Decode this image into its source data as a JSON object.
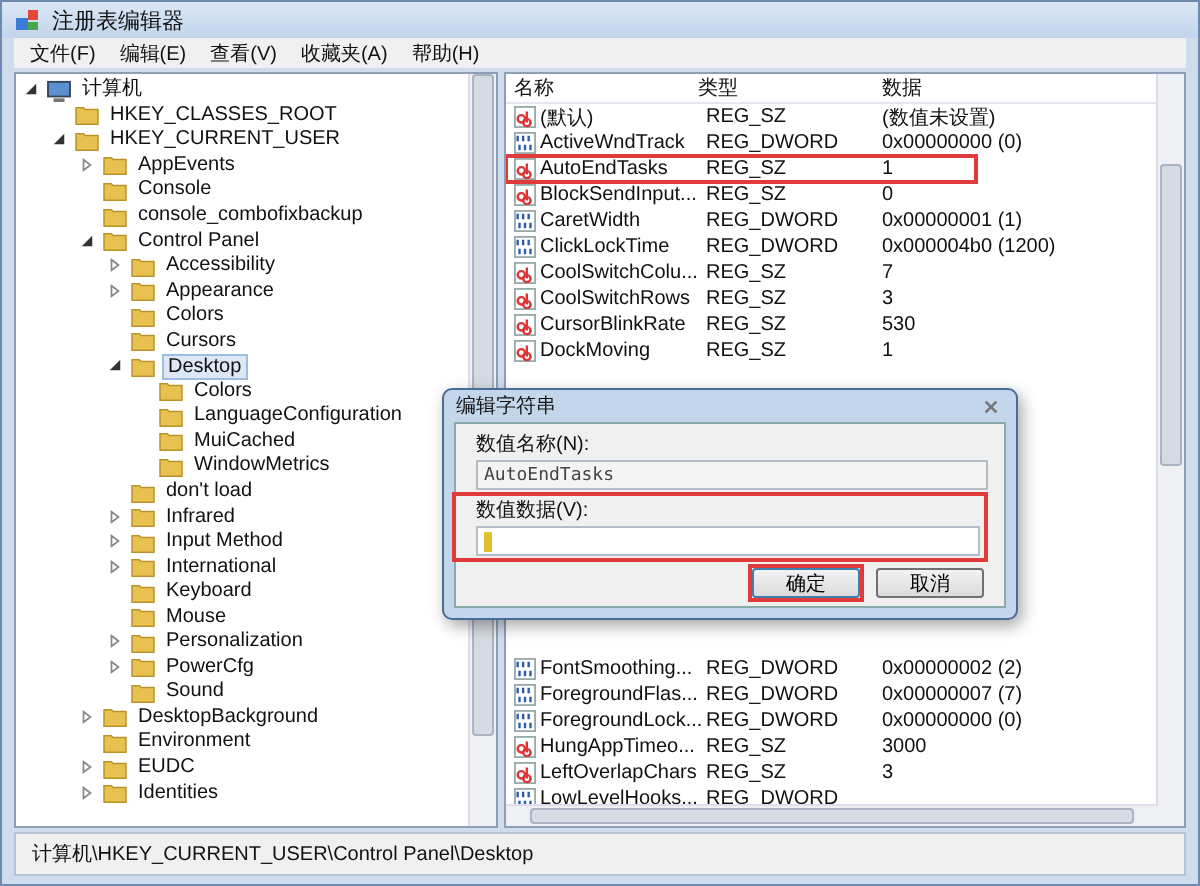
{
  "window": {
    "title": "注册表编辑器"
  },
  "menu": [
    "文件(F)",
    "编辑(E)",
    "查看(V)",
    "收藏夹(A)",
    "帮助(H)"
  ],
  "tree": [
    {
      "label": "计算机",
      "kind": "computer",
      "expanded": true,
      "selected": false,
      "children": [
        {
          "label": "HKEY_CLASSES_ROOT",
          "kind": "folder",
          "selected": false
        },
        {
          "label": "HKEY_CURRENT_USER",
          "kind": "folder",
          "expanded": true,
          "selected": false,
          "children": [
            {
              "label": "AppEvents",
              "kind": "folder",
              "expanded": false,
              "selected": false
            },
            {
              "label": "Console",
              "kind": "folder",
              "selected": false
            },
            {
              "label": "console_combofixbackup",
              "kind": "folder",
              "selected": false
            },
            {
              "label": "Control Panel",
              "kind": "folder",
              "expanded": true,
              "selected": false,
              "children": [
                {
                  "label": "Accessibility",
                  "kind": "folder",
                  "expanded": false,
                  "selected": false
                },
                {
                  "label": "Appearance",
                  "kind": "folder",
                  "expanded": false,
                  "selected": false
                },
                {
                  "label": "Colors",
                  "kind": "folder",
                  "selected": false
                },
                {
                  "label": "Cursors",
                  "kind": "folder",
                  "selected": false
                },
                {
                  "label": "Desktop",
                  "kind": "folder",
                  "expanded": true,
                  "selected": true,
                  "children": [
                    {
                      "label": "Colors",
                      "kind": "folder",
                      "selected": false
                    },
                    {
                      "label": "LanguageConfiguration",
                      "kind": "folder",
                      "selected": false
                    },
                    {
                      "label": "MuiCached",
                      "kind": "folder",
                      "selected": false
                    },
                    {
                      "label": "WindowMetrics",
                      "kind": "folder",
                      "selected": false
                    }
                  ]
                },
                {
                  "label": "don't load",
                  "kind": "folder",
                  "selected": false
                },
                {
                  "label": "Infrared",
                  "kind": "folder",
                  "expanded": false,
                  "selected": false
                },
                {
                  "label": "Input Method",
                  "kind": "folder",
                  "expanded": false,
                  "selected": false
                },
                {
                  "label": "International",
                  "kind": "folder",
                  "expanded": false,
                  "selected": false
                },
                {
                  "label": "Keyboard",
                  "kind": "folder",
                  "selected": false
                },
                {
                  "label": "Mouse",
                  "kind": "folder",
                  "selected": false
                },
                {
                  "label": "Personalization",
                  "kind": "folder",
                  "expanded": false,
                  "selected": false
                },
                {
                  "label": "PowerCfg",
                  "kind": "folder",
                  "expanded": false,
                  "selected": false
                },
                {
                  "label": "Sound",
                  "kind": "folder",
                  "selected": false
                }
              ]
            },
            {
              "label": "DesktopBackground",
              "kind": "folder",
              "expanded": false,
              "selected": false
            },
            {
              "label": "Environment",
              "kind": "folder",
              "selected": false
            },
            {
              "label": "EUDC",
              "kind": "folder",
              "expanded": false,
              "selected": false
            },
            {
              "label": "Identities",
              "kind": "folder",
              "expanded": false,
              "selected": false
            }
          ]
        }
      ]
    }
  ],
  "table": {
    "columns": [
      "名称",
      "类型",
      "数据"
    ],
    "rows_above_dialog": [
      {
        "name": "(默认)",
        "kind": "string",
        "type": "REG_SZ",
        "data": "(数值未设置)",
        "highlighted": false
      },
      {
        "name": "ActiveWndTrack",
        "kind": "dword",
        "type": "REG_DWORD",
        "data": "0x00000000 (0)",
        "highlighted": false
      },
      {
        "name": "AutoEndTasks",
        "kind": "string",
        "type": "REG_SZ",
        "data": "1",
        "highlighted": true
      },
      {
        "name": "BlockSendInput...",
        "kind": "string",
        "type": "REG_SZ",
        "data": "0",
        "highlighted": false
      },
      {
        "name": "CaretWidth",
        "kind": "dword",
        "type": "REG_DWORD",
        "data": "0x00000001 (1)",
        "highlighted": false
      },
      {
        "name": "ClickLockTime",
        "kind": "dword",
        "type": "REG_DWORD",
        "data": "0x000004b0 (1200)",
        "highlighted": false
      },
      {
        "name": "CoolSwitchColu...",
        "kind": "string",
        "type": "REG_SZ",
        "data": "7",
        "highlighted": false
      },
      {
        "name": "CoolSwitchRows",
        "kind": "string",
        "type": "REG_SZ",
        "data": "3",
        "highlighted": false
      },
      {
        "name": "CursorBlinkRate",
        "kind": "string",
        "type": "REG_SZ",
        "data": "530",
        "highlighted": false
      },
      {
        "name": "DockMoving",
        "kind": "string",
        "type": "REG_SZ",
        "data": "1",
        "highlighted": false
      }
    ],
    "rows_below_dialog": [
      {
        "name": "FontSmoothing...",
        "kind": "dword",
        "type": "REG_DWORD",
        "data": "0x00000002 (2)",
        "highlighted": false
      },
      {
        "name": "ForegroundFlas...",
        "kind": "dword",
        "type": "REG_DWORD",
        "data": "0x00000007 (7)",
        "highlighted": false
      },
      {
        "name": "ForegroundLock...",
        "kind": "dword",
        "type": "REG_DWORD",
        "data": "0x00000000 (0)",
        "highlighted": false
      },
      {
        "name": "HungAppTimeo...",
        "kind": "string",
        "type": "REG_SZ",
        "data": "3000",
        "highlighted": false
      },
      {
        "name": "LeftOverlapChars",
        "kind": "string",
        "type": "REG_SZ",
        "data": "3",
        "highlighted": false
      },
      {
        "name": "LowLevelHooks...",
        "kind": "dword",
        "type": "REG_DWORD",
        "highlighted": false
      }
    ]
  },
  "dialog": {
    "title": "编辑字符串",
    "name_label": "数值名称(N):",
    "name_value": "AutoEndTasks",
    "data_label": "数值数据(V):",
    "data_highlighted": true,
    "buttons": [
      {
        "label": "确定",
        "highlighted": true
      },
      {
        "label": "取消",
        "highlighted": false
      }
    ]
  },
  "status_bar": "计算机\\HKEY_CURRENT_USER\\Control Panel\\Desktop"
}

★ ★ ★

* Stated goal: Scan the listing above for the word "AutoEndTasks" and copy every line that holds it.

* Answer to this task:
        "name": "AutoEndTasks",
    "name_value": "AutoEndTasks",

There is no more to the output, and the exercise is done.